• _Stored data_:
______________________________

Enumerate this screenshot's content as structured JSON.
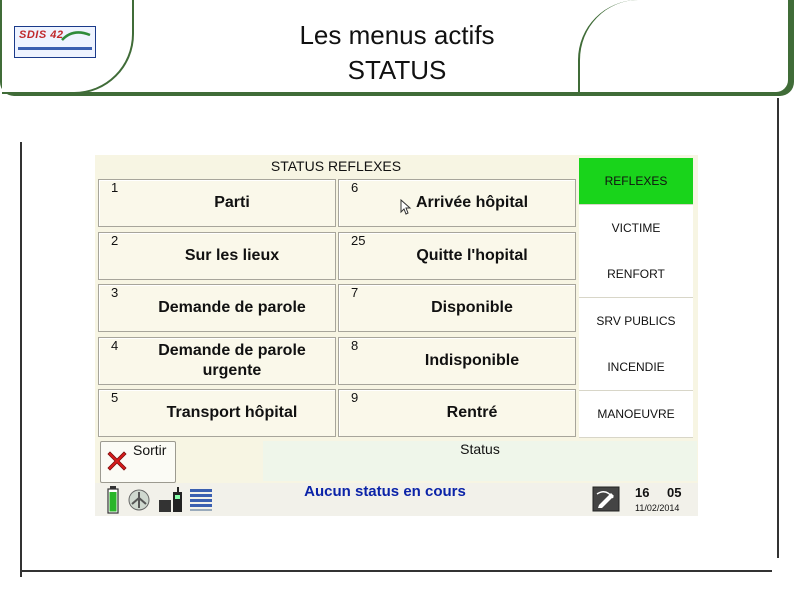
{
  "slide": {
    "title_line1": "Les menus actifs",
    "title_line2": "STATUS",
    "logo_text": "SDIS 42"
  },
  "grid": {
    "header": "STATUS REFLEXES",
    "buttons": [
      {
        "num": "1",
        "label": "Parti"
      },
      {
        "num": "6",
        "label": "Arrivée hôpital"
      },
      {
        "num": "2",
        "label": "Sur les lieux"
      },
      {
        "num": "25",
        "label": "Quitte l'hopital"
      },
      {
        "num": "3",
        "label": "Demande de parole"
      },
      {
        "num": "7",
        "label": "Disponible"
      },
      {
        "num": "4",
        "label": "Demande de parole urgente"
      },
      {
        "num": "8",
        "label": "Indisponible"
      },
      {
        "num": "5",
        "label": "Transport hôpital"
      },
      {
        "num": "9",
        "label": "Rentré"
      }
    ]
  },
  "sidebar": {
    "items": [
      {
        "label": "REFLEXES",
        "active": true
      },
      {
        "label": "VICTIME",
        "active": false
      },
      {
        "label": "RENFORT",
        "active": false
      },
      {
        "label": "SRV PUBLICS",
        "active": false
      },
      {
        "label": "INCENDIE",
        "active": false
      },
      {
        "label": "MANOEUVRE",
        "active": false
      }
    ]
  },
  "footer": {
    "sortir_label": "Sortir",
    "status_label": "Status",
    "current_status": "Aucun status en cours",
    "clock_hour": "16",
    "clock_minute": "05",
    "date": "11/02/2014"
  },
  "colors": {
    "header_green": "#406c38",
    "active_green": "#19d41b",
    "status_text_blue": "#0b23a8"
  },
  "icons": [
    "battery-icon",
    "antenna-icon",
    "radio-icon",
    "signal-bars-icon",
    "close-icon",
    "edit-icon",
    "cursor-icon"
  ]
}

______________________________

• _Written task_: Copy the records above exactly. The pictures are not part of the copy.

• _Exercise result_:
Enumerate this screenshot's content as structured JSON.
{
  "slide": {
    "title_line1": "Les menus actifs",
    "title_line2": "STATUS",
    "logo_text": "SDIS 42"
  },
  "grid": {
    "header": "STATUS REFLEXES",
    "buttons": [
      {
        "num": "1",
        "label": "Parti"
      },
      {
        "num": "6",
        "label": "Arrivée hôpital"
      },
      {
        "num": "2",
        "label": "Sur les lieux"
      },
      {
        "num": "25",
        "label": "Quitte l'hopital"
      },
      {
        "num": "3",
        "label": "Demande de parole"
      },
      {
        "num": "7",
        "label": "Disponible"
      },
      {
        "num": "4",
        "label": "Demande de parole urgente"
      },
      {
        "num": "8",
        "label": "Indisponible"
      },
      {
        "num": "5",
        "label": "Transport hôpital"
      },
      {
        "num": "9",
        "label": "Rentré"
      }
    ]
  },
  "sidebar": {
    "items": [
      {
        "label": "REFLEXES",
        "active": true
      },
      {
        "label": "VICTIME",
        "active": false
      },
      {
        "label": "RENFORT",
        "active": false
      },
      {
        "label": "SRV PUBLICS",
        "active": false
      },
      {
        "label": "INCENDIE",
        "active": false
      },
      {
        "label": "MANOEUVRE",
        "active": false
      }
    ]
  },
  "footer": {
    "sortir_label": "Sortir",
    "status_label": "Status",
    "current_status": "Aucun status en cours",
    "clock_hour": "16",
    "clock_minute": "05",
    "date": "11/02/2014"
  },
  "colors": {
    "header_green": "#406c38",
    "active_green": "#19d41b",
    "status_text_blue": "#0b23a8"
  },
  "icons": [
    "battery-icon",
    "antenna-icon",
    "radio-icon",
    "signal-bars-icon",
    "close-icon",
    "edit-icon",
    "cursor-icon"
  ]
}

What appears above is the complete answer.